"""

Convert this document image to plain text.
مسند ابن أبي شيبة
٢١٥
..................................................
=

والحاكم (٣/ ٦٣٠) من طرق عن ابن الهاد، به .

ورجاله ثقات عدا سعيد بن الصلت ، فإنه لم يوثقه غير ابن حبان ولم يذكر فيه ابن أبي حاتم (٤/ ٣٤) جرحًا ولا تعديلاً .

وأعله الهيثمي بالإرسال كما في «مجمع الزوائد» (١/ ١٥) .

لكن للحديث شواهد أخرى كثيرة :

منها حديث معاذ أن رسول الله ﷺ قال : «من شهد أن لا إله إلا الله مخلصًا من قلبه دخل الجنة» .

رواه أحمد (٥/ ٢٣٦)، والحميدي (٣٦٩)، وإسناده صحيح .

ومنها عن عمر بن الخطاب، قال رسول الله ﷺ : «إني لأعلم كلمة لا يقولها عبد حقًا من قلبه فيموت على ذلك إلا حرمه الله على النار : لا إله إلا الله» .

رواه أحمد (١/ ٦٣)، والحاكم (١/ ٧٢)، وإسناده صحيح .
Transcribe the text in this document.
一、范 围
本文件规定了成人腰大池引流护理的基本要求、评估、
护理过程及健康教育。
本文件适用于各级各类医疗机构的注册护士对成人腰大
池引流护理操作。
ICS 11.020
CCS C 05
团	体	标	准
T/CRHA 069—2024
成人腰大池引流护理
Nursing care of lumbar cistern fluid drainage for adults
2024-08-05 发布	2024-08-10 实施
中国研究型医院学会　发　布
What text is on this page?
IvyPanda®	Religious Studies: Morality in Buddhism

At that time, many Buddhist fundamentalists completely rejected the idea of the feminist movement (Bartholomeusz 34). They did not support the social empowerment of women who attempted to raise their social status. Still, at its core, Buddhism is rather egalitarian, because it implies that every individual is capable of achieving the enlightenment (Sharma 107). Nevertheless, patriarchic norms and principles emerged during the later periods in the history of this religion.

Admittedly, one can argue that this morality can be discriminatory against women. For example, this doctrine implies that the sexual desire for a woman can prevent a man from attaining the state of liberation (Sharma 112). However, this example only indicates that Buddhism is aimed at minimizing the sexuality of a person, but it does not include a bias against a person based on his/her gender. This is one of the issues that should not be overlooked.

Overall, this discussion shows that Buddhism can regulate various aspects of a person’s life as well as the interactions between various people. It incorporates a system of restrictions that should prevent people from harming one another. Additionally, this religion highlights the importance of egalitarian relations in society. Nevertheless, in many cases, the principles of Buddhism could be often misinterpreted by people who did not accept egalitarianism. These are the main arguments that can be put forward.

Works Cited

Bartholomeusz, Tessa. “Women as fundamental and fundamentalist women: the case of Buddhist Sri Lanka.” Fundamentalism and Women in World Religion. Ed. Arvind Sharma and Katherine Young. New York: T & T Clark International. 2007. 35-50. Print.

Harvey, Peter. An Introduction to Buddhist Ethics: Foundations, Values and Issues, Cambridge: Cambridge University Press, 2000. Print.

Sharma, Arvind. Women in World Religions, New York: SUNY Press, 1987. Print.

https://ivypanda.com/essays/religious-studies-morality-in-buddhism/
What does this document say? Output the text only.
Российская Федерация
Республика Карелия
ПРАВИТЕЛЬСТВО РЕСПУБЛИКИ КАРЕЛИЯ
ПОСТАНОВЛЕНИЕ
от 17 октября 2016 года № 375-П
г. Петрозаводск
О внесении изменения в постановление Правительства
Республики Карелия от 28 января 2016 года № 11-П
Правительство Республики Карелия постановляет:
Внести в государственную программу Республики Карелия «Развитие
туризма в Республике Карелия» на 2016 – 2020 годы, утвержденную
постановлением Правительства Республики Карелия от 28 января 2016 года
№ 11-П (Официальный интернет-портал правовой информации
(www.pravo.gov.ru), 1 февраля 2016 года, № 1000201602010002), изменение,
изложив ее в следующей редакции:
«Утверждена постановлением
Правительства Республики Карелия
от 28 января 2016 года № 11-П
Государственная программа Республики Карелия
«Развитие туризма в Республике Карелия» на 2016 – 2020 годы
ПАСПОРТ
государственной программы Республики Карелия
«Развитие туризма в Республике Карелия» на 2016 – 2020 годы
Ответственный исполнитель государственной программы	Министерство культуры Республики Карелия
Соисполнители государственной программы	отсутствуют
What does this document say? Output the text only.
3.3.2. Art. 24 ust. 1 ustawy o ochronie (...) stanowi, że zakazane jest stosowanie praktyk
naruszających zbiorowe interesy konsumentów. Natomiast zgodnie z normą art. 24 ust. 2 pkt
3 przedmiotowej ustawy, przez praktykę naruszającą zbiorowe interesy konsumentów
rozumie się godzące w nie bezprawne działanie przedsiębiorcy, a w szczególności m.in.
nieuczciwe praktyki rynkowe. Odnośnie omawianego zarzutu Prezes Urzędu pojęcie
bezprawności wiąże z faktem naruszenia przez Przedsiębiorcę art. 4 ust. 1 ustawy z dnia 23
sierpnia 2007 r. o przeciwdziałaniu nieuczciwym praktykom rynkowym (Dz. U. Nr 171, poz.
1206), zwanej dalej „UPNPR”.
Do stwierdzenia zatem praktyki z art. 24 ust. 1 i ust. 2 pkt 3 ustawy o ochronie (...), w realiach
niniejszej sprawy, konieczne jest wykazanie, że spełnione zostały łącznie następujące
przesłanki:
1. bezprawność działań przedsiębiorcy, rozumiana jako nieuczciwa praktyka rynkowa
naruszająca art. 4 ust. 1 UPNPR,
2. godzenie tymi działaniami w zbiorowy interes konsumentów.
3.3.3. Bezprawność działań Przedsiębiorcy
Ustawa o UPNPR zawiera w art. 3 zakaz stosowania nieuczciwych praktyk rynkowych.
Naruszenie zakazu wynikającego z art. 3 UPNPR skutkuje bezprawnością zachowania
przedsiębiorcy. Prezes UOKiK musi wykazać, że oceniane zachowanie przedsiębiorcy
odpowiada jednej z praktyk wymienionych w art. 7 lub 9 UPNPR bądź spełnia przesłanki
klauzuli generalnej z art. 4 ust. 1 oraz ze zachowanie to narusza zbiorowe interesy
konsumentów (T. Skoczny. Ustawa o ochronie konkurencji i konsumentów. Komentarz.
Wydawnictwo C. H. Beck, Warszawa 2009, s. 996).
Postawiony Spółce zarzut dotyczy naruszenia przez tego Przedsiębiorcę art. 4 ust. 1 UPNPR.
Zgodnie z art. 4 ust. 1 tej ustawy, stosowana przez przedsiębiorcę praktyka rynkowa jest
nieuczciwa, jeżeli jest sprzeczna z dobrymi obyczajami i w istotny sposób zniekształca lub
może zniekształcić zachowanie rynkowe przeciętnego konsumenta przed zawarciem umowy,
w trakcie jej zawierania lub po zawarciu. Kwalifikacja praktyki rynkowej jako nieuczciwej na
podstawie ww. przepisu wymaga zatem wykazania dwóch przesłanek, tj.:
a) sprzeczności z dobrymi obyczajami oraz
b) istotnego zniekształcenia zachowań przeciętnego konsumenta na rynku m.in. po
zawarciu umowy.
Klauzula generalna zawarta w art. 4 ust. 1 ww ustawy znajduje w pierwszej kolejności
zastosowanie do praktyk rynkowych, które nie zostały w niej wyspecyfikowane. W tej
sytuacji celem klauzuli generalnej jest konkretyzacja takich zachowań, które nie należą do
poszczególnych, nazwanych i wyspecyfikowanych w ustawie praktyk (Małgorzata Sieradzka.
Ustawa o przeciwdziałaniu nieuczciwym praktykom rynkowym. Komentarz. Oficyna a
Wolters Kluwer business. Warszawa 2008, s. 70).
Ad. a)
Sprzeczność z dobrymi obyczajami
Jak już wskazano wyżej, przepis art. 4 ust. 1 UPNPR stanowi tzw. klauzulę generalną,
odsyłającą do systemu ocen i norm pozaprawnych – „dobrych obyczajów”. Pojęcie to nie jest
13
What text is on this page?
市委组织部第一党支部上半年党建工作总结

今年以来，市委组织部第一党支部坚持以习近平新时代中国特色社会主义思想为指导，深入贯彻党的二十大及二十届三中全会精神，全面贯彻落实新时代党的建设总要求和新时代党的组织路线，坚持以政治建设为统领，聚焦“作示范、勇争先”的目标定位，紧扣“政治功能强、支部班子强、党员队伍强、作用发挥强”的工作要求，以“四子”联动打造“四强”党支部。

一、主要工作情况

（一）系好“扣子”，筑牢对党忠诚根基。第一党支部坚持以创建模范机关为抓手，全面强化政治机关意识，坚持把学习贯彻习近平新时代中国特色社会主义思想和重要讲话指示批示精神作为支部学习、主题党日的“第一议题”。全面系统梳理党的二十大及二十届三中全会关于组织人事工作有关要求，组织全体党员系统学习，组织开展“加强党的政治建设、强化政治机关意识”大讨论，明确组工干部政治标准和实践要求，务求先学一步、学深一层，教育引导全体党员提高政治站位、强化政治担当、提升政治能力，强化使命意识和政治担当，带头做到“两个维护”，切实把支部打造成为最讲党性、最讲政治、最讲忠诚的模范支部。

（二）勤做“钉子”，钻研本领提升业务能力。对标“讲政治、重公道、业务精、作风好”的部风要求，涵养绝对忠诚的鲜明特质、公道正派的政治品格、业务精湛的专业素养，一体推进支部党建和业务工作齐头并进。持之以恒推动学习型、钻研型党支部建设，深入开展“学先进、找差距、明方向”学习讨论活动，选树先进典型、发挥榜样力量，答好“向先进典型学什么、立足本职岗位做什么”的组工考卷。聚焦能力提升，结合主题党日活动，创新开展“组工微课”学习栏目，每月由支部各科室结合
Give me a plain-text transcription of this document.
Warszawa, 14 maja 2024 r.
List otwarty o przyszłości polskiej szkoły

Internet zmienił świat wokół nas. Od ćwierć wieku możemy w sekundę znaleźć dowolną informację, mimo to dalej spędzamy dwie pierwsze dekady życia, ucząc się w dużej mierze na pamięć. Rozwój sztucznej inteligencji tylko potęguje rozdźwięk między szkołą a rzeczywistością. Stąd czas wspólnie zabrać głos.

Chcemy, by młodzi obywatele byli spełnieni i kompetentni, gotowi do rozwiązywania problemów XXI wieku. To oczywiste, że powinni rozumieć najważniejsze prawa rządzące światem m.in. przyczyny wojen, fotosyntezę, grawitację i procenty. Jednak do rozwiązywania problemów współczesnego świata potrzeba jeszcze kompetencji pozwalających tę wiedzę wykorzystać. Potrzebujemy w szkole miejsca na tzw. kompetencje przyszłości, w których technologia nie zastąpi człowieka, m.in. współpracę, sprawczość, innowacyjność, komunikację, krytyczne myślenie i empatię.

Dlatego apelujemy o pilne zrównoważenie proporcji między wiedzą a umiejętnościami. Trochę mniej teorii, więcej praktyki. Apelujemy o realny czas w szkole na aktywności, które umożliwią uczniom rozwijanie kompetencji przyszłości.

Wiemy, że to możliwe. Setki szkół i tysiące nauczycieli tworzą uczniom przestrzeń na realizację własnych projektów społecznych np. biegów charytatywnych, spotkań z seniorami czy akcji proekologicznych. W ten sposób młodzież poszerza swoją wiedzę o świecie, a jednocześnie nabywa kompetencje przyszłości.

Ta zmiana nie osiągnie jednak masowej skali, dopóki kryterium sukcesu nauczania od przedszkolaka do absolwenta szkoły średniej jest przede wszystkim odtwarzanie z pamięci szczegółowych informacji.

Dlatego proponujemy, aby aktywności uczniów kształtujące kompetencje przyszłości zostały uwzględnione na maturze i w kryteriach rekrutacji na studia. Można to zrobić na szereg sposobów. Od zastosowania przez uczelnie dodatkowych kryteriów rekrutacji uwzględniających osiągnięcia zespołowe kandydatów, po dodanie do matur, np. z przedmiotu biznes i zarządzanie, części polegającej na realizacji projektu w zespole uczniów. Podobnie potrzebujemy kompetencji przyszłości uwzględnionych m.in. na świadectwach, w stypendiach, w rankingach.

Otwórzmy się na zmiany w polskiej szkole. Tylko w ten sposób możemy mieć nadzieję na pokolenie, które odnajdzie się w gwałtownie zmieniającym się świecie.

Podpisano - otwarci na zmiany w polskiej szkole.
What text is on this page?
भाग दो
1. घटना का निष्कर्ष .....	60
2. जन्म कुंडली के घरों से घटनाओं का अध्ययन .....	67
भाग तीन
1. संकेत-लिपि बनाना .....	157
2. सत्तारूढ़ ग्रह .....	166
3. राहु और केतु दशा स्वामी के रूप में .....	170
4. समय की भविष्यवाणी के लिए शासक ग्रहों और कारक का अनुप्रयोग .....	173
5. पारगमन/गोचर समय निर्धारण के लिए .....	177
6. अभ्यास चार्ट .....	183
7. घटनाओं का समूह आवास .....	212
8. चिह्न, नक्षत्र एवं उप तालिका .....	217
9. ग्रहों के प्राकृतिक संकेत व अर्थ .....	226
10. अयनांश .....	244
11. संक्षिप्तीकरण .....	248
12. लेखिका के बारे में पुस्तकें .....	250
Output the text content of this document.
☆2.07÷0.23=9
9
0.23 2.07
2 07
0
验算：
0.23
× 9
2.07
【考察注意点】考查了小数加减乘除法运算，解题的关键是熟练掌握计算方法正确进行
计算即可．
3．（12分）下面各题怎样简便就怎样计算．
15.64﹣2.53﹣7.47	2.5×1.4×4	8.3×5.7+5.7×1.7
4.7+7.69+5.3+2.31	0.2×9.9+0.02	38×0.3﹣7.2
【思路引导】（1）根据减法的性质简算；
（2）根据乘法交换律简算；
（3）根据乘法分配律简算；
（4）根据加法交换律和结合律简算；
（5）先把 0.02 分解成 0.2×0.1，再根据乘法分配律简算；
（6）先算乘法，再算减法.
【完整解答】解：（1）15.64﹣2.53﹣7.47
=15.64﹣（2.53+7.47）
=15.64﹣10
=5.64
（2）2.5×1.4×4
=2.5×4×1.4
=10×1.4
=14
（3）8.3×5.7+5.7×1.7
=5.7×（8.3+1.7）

"""

(STATED EXERCISE):
Check each line of the records for the word "zawarciu", and show the lines that contain it.

(FINAL ANSWER):
w trakcie jej zawierania lub po zawarciu. Kwalifikacja praktyki rynkowej jako nieuczciwej na
zawarciu umowy.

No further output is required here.